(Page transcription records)
▶

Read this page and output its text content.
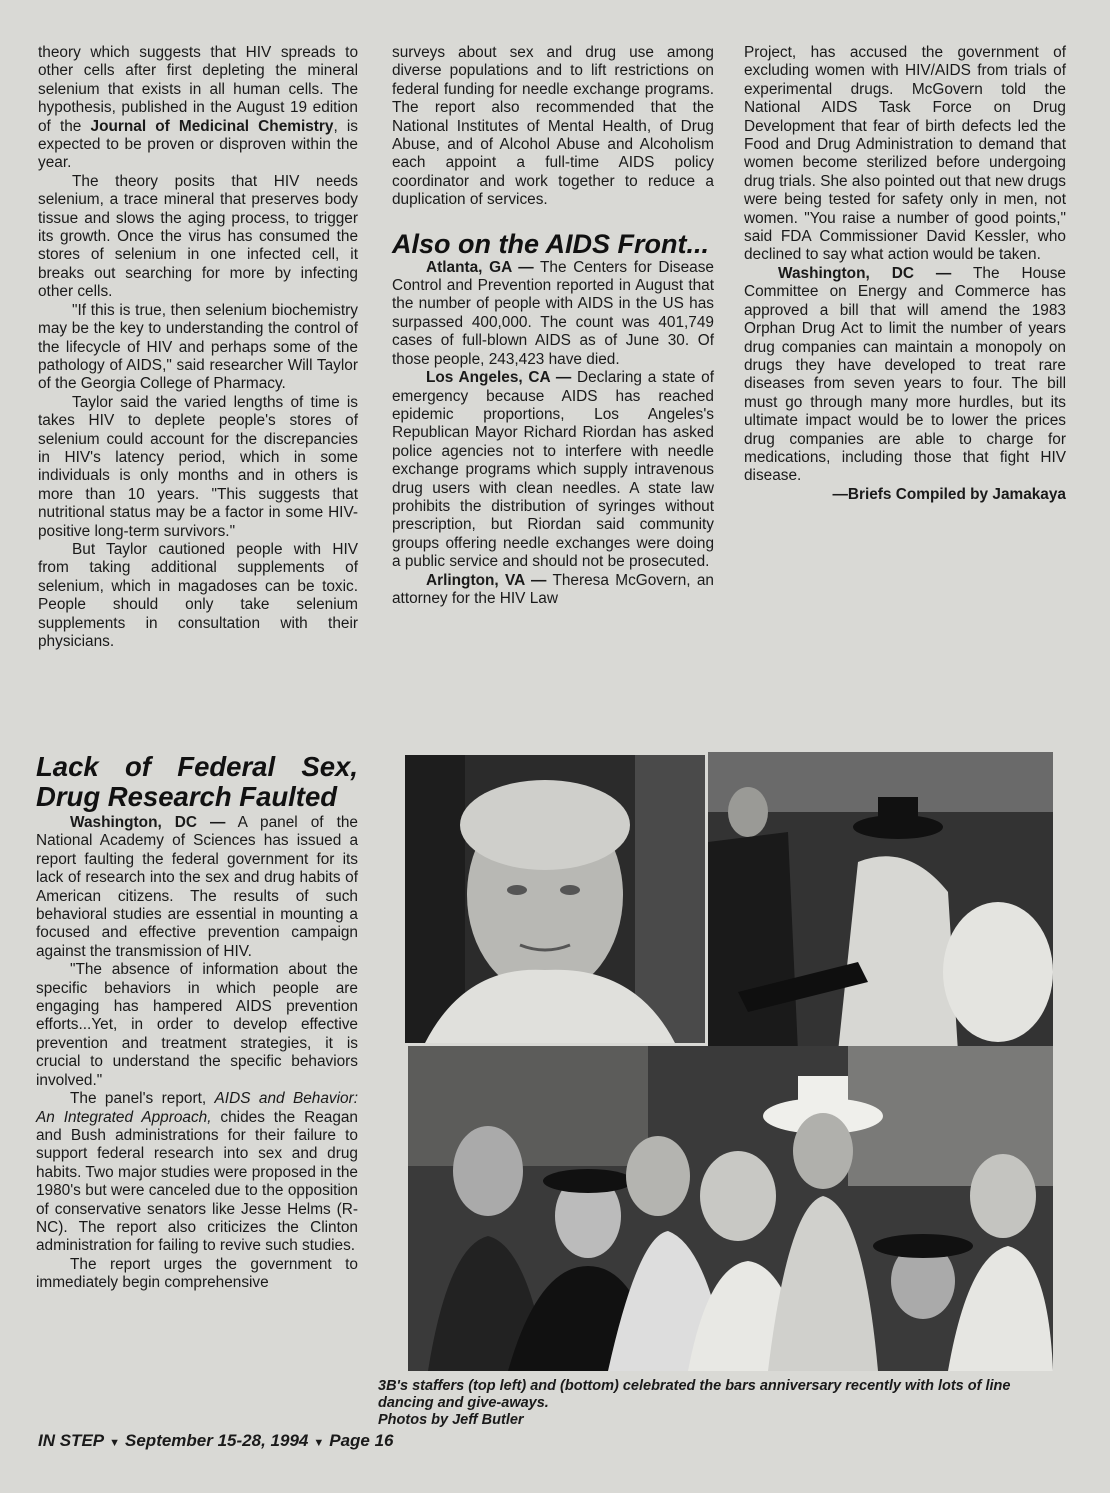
theory which suggests that HIV spreads to other cells after first depleting the mineral selenium that exists in all human cells. The hypothesis, published in the August 19 edition of the Journal of Medicinal Chemistry, is expected to be proven or disproven within the year.

The theory posits that HIV needs selenium, a trace mineral that preserves body tissue and slows the aging process, to trigger its growth. Once the virus has consumed the stores of selenium in one infected cell, it breaks out searching for more by infecting other cells.

"If this is true, then selenium biochemistry may be the key to understanding the control of the lifecycle of HIV and perhaps some of the pathology of AIDS," said researcher Will Taylor of the Georgia College of Pharmacy.

Taylor said the varied lengths of time is takes HIV to deplete people's stores of selenium could account for the discrepancies in HIV's latency period, which in some individuals is only months and in others is more than 10 years. "This suggests that nutritional status may be a factor in some HIV-positive long-term survivors."

But Taylor cautioned people with HIV from taking additional supplements of selenium, which in magadoses can be toxic. People should only take selenium supplements in consultation with their physicians.

surveys about sex and drug use among diverse populations and to lift restrictions on federal funding for needle exchange programs. The report also recommended that the National Institutes of Mental Health, of Drug Abuse, and of Alcohol Abuse and Alcoholism each appoint a full-time AIDS policy coordinator and work together to reduce a duplication of services.

Also on the AIDS Front...

Atlanta, GA — The Centers for Disease Control and Prevention reported in August that the number of people with AIDS in the US has surpassed 400,000. The count was 401,749 cases of full-blown AIDS as of June 30. Of those people, 243,423 have died.

Los Angeles, CA — Declaring a state of emergency because AIDS has reached epidemic proportions, Los Angeles's Republican Mayor Richard Riordan has asked police agencies not to interfere with needle exchange programs which supply intravenous drug users with clean needles. A state law prohibits the distribution of syringes without prescription, but Riordan said community groups offering needle exchanges were doing a public service and should not be prosecuted.

Arlington, VA — Theresa McGovern, an attorney for the HIV Law

Project, has accused the government of excluding women with HIV/AIDS from trials of experimental drugs. McGovern told the National AIDS Task Force on Drug Development that fear of birth defects led the Food and Drug Administration to demand that women become sterilized before undergoing drug trials. She also pointed out that new drugs were being tested for safety only in men, not women. "You raise a number of good points," said FDA Commissioner David Kessler, who declined to say what action would be taken.

Washington, DC — The House Committee on Energy and Commerce has approved a bill that will amend the 1983 Orphan Drug Act to limit the number of years drug companies can maintain a monopoly on drugs they have developed to treat rare diseases from seven years to four. The bill must go through many more hurdles, but its ultimate impact would be to lower the prices drug companies are able to charge for medications, including those that fight HIV disease.

—Briefs Compiled by Jamakaya

Lack of Federal Sex, Drug Research Faulted

Washington, DC — A panel of the National Academy of Sciences has issued a report faulting the federal government for its lack of research into the sex and drug habits of American citizens. The results of such behavioral studies are essential in mounting a focused and effective prevention campaign against the transmission of HIV.

"The absence of information about the specific behaviors in which people are engaging has hampered AIDS prevention efforts...Yet, in order to develop effective prevention and treatment strategies, it is crucial to understand the specific behaviors involved."

The panel's report, AIDS and Behavior: An Integrated Approach, chides the Reagan and Bush administrations for their failure to support federal research into sex and drug habits. Two major studies were proposed in the 1980's but were canceled due to the opposition of conservative senators like Jesse Helms (R- NC). The report also criticizes the Clinton administration for failing to revive such studies.

The report urges the government to immediately begin comprehensive

3B's staffers (top left) and (bottom) celebrated the bars anniversary recently with lots of line dancing and give-aways.
Photos by Jeff Butler
IN STEP ▼ September 15-28, 1994 ▼ Page 16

◀

The entries are to be transcribed in full. Their pictures are not.

Read this page and output its text content.
theory which suggests that HIV spreads to other cells after first depleting the mineral selenium that exists in all human cells. The hypothesis, published in the August 19 edition of the Journal of Medicinal Chemistry, is expected to be proven or disproven within the year.

The theory posits that HIV needs selenium, a trace mineral that preserves body tissue and slows the aging process, to trigger its growth. Once the virus has consumed the stores of selenium in one infected cell, it breaks out searching for more by infecting other cells.

"If this is true, then selenium biochemistry may be the key to understanding the control of the lifecycle of HIV and perhaps some of the pathology of AIDS," said researcher Will Taylor of the Georgia College of Pharmacy.

Taylor said the varied lengths of time is takes HIV to deplete people's stores of selenium could account for the discrepancies in HIV's latency period, which in some individuals is only months and in others is more than 10 years. "This suggests that nutritional status may be a factor in some HIV-positive long-term survivors."

But Taylor cautioned people with HIV from taking additional supplements of selenium, which in magadoses can be toxic. People should only take selenium supplements in consultation with their physicians.

surveys about sex and drug use among diverse populations and to lift restrictions on federal funding for needle exchange programs. The report also recommended that the National Institutes of Mental Health, of Drug Abuse, and of Alcohol Abuse and Alcoholism each appoint a full-time AIDS policy coordinator and work together to reduce a duplication of services.

Also on the AIDS Front...

Atlanta, GA — The Centers for Disease Control and Prevention reported in August that the number of people with AIDS in the US has surpassed 400,000. The count was 401,749 cases of full-blown AIDS as of June 30. Of those people, 243,423 have died.

Los Angeles, CA — Declaring a state of emergency because AIDS has reached epidemic proportions, Los Angeles's Republican Mayor Richard Riordan has asked police agencies not to interfere with needle exchange programs which supply intravenous drug users with clean needles. A state law prohibits the distribution of syringes without prescription, but Riordan said community groups offering needle exchanges were doing a public service and should not be prosecuted.

Arlington, VA — Theresa McGovern, an attorney for the HIV Law

Project, has accused the government of excluding women with HIV/AIDS from trials of experimental drugs. McGovern told the National AIDS Task Force on Drug Development that fear of birth defects led the Food and Drug Administration to demand that women become sterilized before undergoing drug trials. She also pointed out that new drugs were being tested for safety only in men, not women. "You raise a number of good points," said FDA Commissioner David Kessler, who declined to say what action would be taken.

Washington, DC — The House Committee on Energy and Commerce has approved a bill that will amend the 1983 Orphan Drug Act to limit the number of years drug companies can maintain a monopoly on drugs they have developed to treat rare diseases from seven years to four. The bill must go through many more hurdles, but its ultimate impact would be to lower the prices drug companies are able to charge for medications, including those that fight HIV disease.

—Briefs Compiled by Jamakaya

Lack of Federal Sex, Drug Research Faulted

Washington, DC — A panel of the National Academy of Sciences has issued a report faulting the federal government for its lack of research into the sex and drug habits of American citizens. The results of such behavioral studies are essential in mounting a focused and effective prevention campaign against the transmission of HIV.

"The absence of information about the specific behaviors in which people are engaging has hampered AIDS prevention efforts...Yet, in order to develop effective prevention and treatment strategies, it is crucial to understand the specific behaviors involved."

The panel's report, AIDS and Behavior: An Integrated Approach, chides the Reagan and Bush administrations for their failure to support federal research into sex and drug habits. Two major studies were proposed in the 1980's but were canceled due to the opposition of conservative senators like Jesse Helms (R- NC). The report also criticizes the Clinton administration for failing to revive such studies.

The report urges the government to immediately begin comprehensive

3B's staffers (top left) and (bottom) celebrated the bars anniversary recently with lots of line dancing and give-aways.
Photos by Jeff Butler
IN STEP ▼ September 15-28, 1994 ▼ Page 16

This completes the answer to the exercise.